EXTRACTED DATA
--------------------
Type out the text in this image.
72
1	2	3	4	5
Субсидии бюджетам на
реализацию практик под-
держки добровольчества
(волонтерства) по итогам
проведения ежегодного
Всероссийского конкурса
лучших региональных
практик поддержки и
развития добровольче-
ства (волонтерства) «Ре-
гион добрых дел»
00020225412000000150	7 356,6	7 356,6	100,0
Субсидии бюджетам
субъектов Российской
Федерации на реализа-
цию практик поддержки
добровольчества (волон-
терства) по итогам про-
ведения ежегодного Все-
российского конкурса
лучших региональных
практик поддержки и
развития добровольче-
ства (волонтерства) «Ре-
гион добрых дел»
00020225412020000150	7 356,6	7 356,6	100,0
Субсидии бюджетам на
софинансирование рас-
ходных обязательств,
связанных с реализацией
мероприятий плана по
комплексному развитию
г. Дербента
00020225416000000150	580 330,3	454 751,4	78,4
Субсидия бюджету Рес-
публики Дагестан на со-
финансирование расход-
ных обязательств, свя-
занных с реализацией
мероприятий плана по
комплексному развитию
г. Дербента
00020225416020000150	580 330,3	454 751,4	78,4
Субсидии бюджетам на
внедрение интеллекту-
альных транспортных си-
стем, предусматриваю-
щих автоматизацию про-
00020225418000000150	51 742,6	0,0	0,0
--------------------
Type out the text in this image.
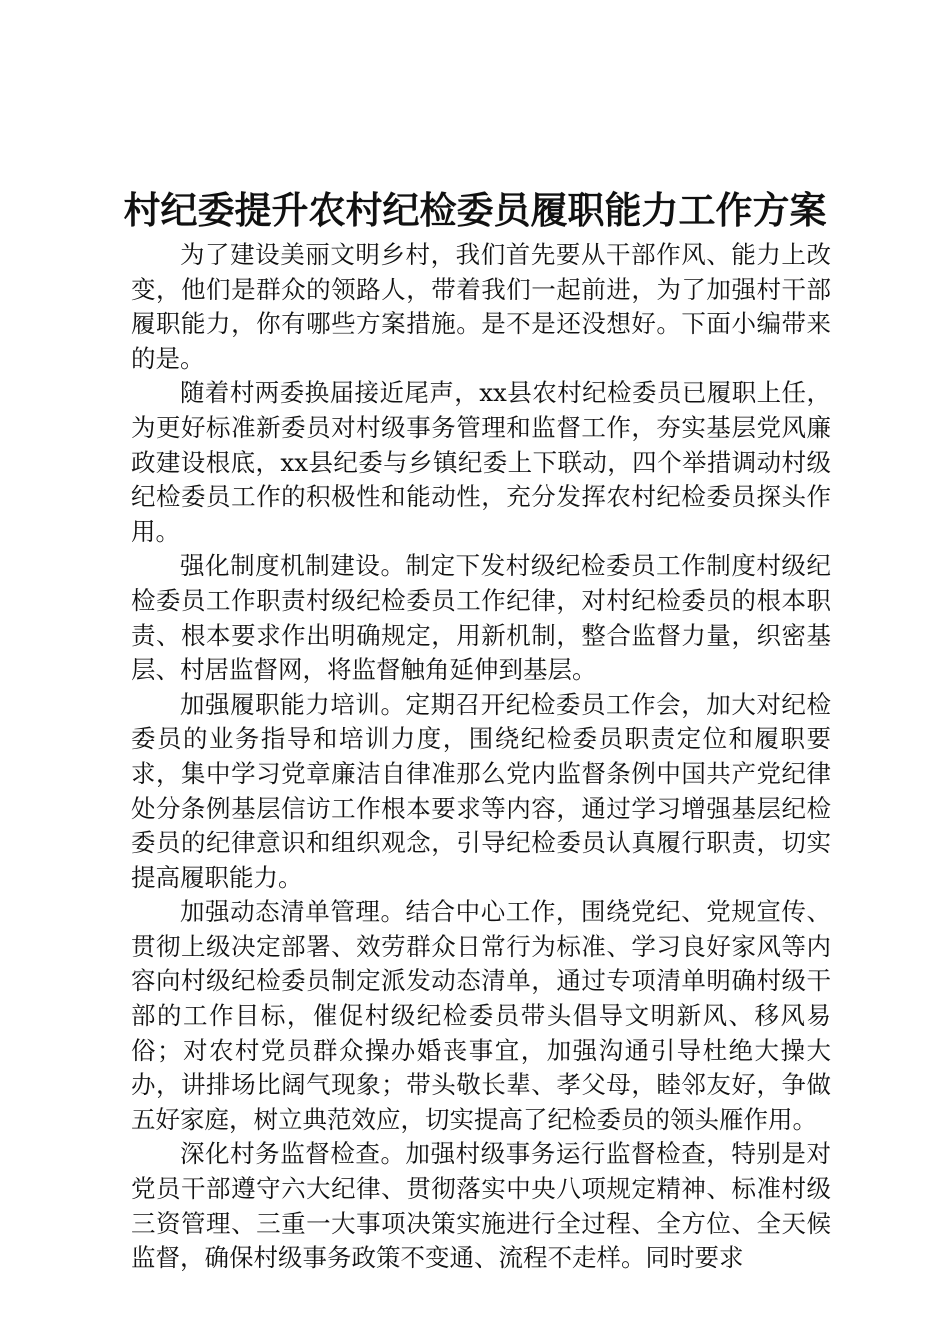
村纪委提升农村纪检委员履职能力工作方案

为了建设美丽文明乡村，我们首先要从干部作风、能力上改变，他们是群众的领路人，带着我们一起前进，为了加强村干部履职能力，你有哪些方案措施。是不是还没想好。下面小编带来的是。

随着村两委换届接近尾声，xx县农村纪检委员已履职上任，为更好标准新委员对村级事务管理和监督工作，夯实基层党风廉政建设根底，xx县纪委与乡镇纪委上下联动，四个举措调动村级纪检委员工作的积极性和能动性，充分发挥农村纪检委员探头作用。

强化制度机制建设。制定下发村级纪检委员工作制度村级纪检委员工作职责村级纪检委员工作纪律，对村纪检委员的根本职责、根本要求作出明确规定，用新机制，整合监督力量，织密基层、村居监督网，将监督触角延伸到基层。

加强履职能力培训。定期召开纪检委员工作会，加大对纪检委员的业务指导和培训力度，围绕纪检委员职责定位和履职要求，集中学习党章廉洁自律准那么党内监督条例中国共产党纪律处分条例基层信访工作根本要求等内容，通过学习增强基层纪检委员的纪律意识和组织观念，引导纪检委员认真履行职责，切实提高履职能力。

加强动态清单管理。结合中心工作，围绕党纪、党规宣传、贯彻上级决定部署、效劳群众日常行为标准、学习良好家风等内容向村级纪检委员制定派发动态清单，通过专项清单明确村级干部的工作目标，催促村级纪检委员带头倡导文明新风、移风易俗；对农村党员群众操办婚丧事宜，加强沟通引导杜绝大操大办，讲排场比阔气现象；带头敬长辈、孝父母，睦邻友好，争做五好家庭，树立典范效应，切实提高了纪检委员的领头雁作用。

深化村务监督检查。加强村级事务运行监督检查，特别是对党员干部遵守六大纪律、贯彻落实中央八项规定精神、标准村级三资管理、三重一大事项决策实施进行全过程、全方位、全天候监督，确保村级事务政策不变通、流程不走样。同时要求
--------------------
TASK TO CARRY OUT
State how many lines of the listing hold the string "ежегодного"; reply with the number and nothing else.

COMPLETE OUTPUT
2